Leave out the pictures, then reproduce the rest of the material exactly.

[Data shown start]

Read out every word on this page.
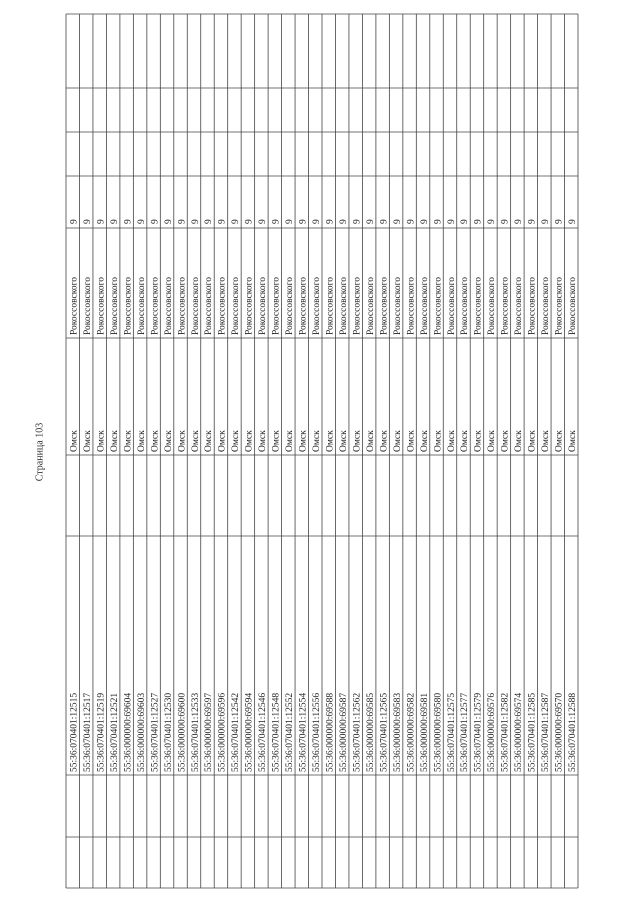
Страница 103
55:36:070401:12515
Омск
Рокоссовского
9
55:36:070401:12517
Омск
Рокоссовского
9
55:36:070401:12519
Омск
Рокоссовского
9
55:36:070401:12521
Омск
Рокоссовского
9
55:36:000000:69604
Омск
Рокоссовского
9
55:36:000000:69603
Омск
Рокоссовского
9
55:36:070401:12527
Омск
Рокоссовского
9
55:36:070401:12530
Омск
Рокоссовского
9
55:36:000000:69600
Омск
Рокоссовского
9
55:36:070401:12533
Омск
Рокоссовского
9
55:36:000000:69597
Омск
Рокоссовского
9
55:36:000000:69596
Омск
Рокоссовского
9
55:36:070401:12542
Омск
Рокоссовского
9
55:36:000000:69594
Омск
Рокоссовского
9
55:36:070401:12546
Омск
Рокоссовского
9
55:36:070401:12548
Омск
Рокоссовского
9
55:36:070401:12552
Омск
Рокоссовского
9
55:36:070401:12554
Омск
Рокоссовского
9
55:36:070401:12556
Омск
Рокоссовского
9
55:36:000000:69588
Омск
Рокоссовского
9
55:36:000000:69587
Омск
Рокоссовского
9
55:36:070401:12562
Омск
Рокоссовского
9
55:36:000000:69585
Омск
Рокоссовского
9
55:36:070401:12565
Омск
Рокоссовского
9
55:36:000000:69583
Омск
Рокоссовского
9
55:36:000000:69582
Омск
Рокоссовского
9
55:36:000000:69581
Омск
Рокоссовского
9
55:36:000000:69580
Омск
Рокоссовского
9
55:36:070401:12575
Омск
Рокоссовского
9
55:36:070401:12577
Омск
Рокоссовского
9
55:36:070401:12579
Омск
Рокоссовского
9
55:36:000000:69576
Омск
Рокоссовского
9
55:36:070401:12582
Омск
Рокоссовского
9
55:36:000000:69574
Омск
Рокоссовского
9
55:36:070401:12585
Омск
Рокоссовского
9
55:36:070401:12587
Омск
Рокоссовского
9
55:36:000000:69570
Омск
Рокоссовского
9
55:36:070401:12588
Омск
Рокоссовского
9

[Data shown end]

Answer for this exercise:
Read out every word on this page.
Страница 103
55:36:070401:12515
Омск
Рокоссовского
9
55:36:070401:12517
Омск
Рокоссовского
9
55:36:070401:12519
Омск
Рокоссовского
9
55:36:070401:12521
Омск
Рокоссовского
9
55:36:000000:69604
Омск
Рокоссовского
9
55:36:000000:69603
Омск
Рокоссовского
9
55:36:070401:12527
Омск
Рокоссовского
9
55:36:070401:12530
Омск
Рокоссовского
9
55:36:000000:69600
Омск
Рокоссовского
9
55:36:070401:12533
Омск
Рокоссовского
9
55:36:000000:69597
Омск
Рокоссовского
9
55:36:000000:69596
Омск
Рокоссовского
9
55:36:070401:12542
Омск
Рокоссовского
9
55:36:000000:69594
Омск
Рокоссовского
9
55:36:070401:12546
Омск
Рокоссовского
9
55:36:070401:12548
Омск
Рокоссовского
9
55:36:070401:12552
Омск
Рокоссовского
9
55:36:070401:12554
Омск
Рокоссовского
9
55:36:070401:12556
Омск
Рокоссовского
9
55:36:000000:69588
Омск
Рокоссовского
9
55:36:000000:69587
Омск
Рокоссовского
9
55:36:070401:12562
Омск
Рокоссовского
9
55:36:000000:69585
Омск
Рокоссовского
9
55:36:070401:12565
Омск
Рокоссовского
9
55:36:000000:69583
Омск
Рокоссовского
9
55:36:000000:69582
Омск
Рокоссовского
9
55:36:000000:69581
Омск
Рокоссовского
9
55:36:000000:69580
Омск
Рокоссовского
9
55:36:070401:12575
Омск
Рокоссовского
9
55:36:070401:12577
Омск
Рокоссовского
9
55:36:070401:12579
Омск
Рокоссовского
9
55:36:000000:69576
Омск
Рокоссовского
9
55:36:070401:12582
Омск
Рокоссовского
9
55:36:000000:69574
Омск
Рокоссовского
9
55:36:070401:12585
Омск
Рокоссовского
9
55:36:070401:12587
Омск
Рокоссовского
9
55:36:000000:69570
Омск
Рокоссовского
9
55:36:070401:12588
Омск
Рокоссовского
9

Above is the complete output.